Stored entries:

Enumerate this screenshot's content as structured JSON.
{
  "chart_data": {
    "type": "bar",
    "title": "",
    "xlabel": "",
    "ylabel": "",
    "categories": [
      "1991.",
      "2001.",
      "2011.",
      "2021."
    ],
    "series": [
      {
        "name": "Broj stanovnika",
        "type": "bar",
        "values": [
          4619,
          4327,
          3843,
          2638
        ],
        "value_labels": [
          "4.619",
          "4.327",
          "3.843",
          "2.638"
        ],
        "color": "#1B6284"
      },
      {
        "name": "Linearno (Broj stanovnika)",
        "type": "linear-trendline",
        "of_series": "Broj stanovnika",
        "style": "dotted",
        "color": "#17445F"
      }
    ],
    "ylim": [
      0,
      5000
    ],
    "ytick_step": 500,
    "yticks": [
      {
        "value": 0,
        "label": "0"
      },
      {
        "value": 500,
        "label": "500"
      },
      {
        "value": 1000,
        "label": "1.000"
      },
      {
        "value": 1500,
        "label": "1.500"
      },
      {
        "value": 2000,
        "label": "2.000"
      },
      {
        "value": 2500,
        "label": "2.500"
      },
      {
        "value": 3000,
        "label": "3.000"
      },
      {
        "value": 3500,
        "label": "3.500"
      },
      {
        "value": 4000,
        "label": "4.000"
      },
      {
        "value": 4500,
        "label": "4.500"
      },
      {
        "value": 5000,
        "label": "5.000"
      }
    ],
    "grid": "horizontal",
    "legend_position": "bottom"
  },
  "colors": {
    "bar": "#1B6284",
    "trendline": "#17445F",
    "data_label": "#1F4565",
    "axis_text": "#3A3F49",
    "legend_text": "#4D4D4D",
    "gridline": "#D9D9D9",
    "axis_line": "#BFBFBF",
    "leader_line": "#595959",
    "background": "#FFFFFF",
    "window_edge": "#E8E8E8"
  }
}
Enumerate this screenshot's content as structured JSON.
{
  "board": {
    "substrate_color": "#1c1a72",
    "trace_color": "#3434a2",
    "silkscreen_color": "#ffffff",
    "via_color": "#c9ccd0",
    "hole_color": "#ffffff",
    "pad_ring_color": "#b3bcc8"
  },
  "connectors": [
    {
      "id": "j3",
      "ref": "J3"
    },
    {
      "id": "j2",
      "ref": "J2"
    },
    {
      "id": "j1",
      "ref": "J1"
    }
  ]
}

Task instructions:
Exactly reproduce every line of the records.

Correct result:
Enumerate this screenshot's content as structured JSON.
{
  "chart_data": {
    "type": "bar",
    "title": "",
    "xlabel": "",
    "ylabel": "",
    "categories": [
      "1991.",
      "2001.",
      "2011.",
      "2021."
    ],
    "series": [
      {
        "name": "Broj stanovnika",
        "type": "bar",
        "values": [
          4619,
          4327,
          3843,
          2638
        ],
        "value_labels": [
          "4.619",
          "4.327",
          "3.843",
          "2.638"
        ],
        "color": "#1B6284"
      },
      {
        "name": "Linearno (Broj stanovnika)",
        "type": "linear-trendline",
        "of_series": "Broj stanovnika",
        "style": "dotted",
        "color": "#17445F"
      }
    ],
    "ylim": [
      0,
      5000
    ],
    "ytick_step": 500,
    "yticks": [
      {
        "value": 0,
        "label": "0"
      },
      {
        "value": 500,
        "label": "500"
      },
      {
        "value": 1000,
        "label": "1.000"
      },
      {
        "value": 1500,
        "label": "1.500"
      },
      {
        "value": 2000,
        "label": "2.000"
      },
      {
        "value": 2500,
        "label": "2.500"
      },
      {
        "value": 3000,
        "label": "3.000"
      },
      {
        "value": 3500,
        "label": "3.500"
      },
      {
        "value": 4000,
        "label": "4.000"
      },
      {
        "value": 4500,
        "label": "4.500"
      },
      {
        "value": 5000,
        "label": "5.000"
      }
    ],
    "grid": "horizontal",
    "legend_position": "bottom"
  },
  "colors": {
    "bar": "#1B6284",
    "trendline": "#17445F",
    "data_label": "#1F4565",
    "axis_text": "#3A3F49",
    "legend_text": "#4D4D4D",
    "gridline": "#D9D9D9",
    "axis_line": "#BFBFBF",
    "leader_line": "#595959",
    "background": "#FFFFFF",
    "window_edge": "#E8E8E8"
  }
}
Enumerate this screenshot's content as structured JSON.
{
  "board": {
    "substrate_color": "#1c1a72",
    "trace_color": "#3434a2",
    "silkscreen_color": "#ffffff",
    "via_color": "#c9ccd0",
    "hole_color": "#ffffff",
    "pad_ring_color": "#b3bcc8"
  },
  "connectors": [
    {
      "id": "j3",
      "ref": "J3"
    },
    {
      "id": "j2",
      "ref": "J2"
    },
    {
      "id": "j1",
      "ref": "J1"
    }
  ]
}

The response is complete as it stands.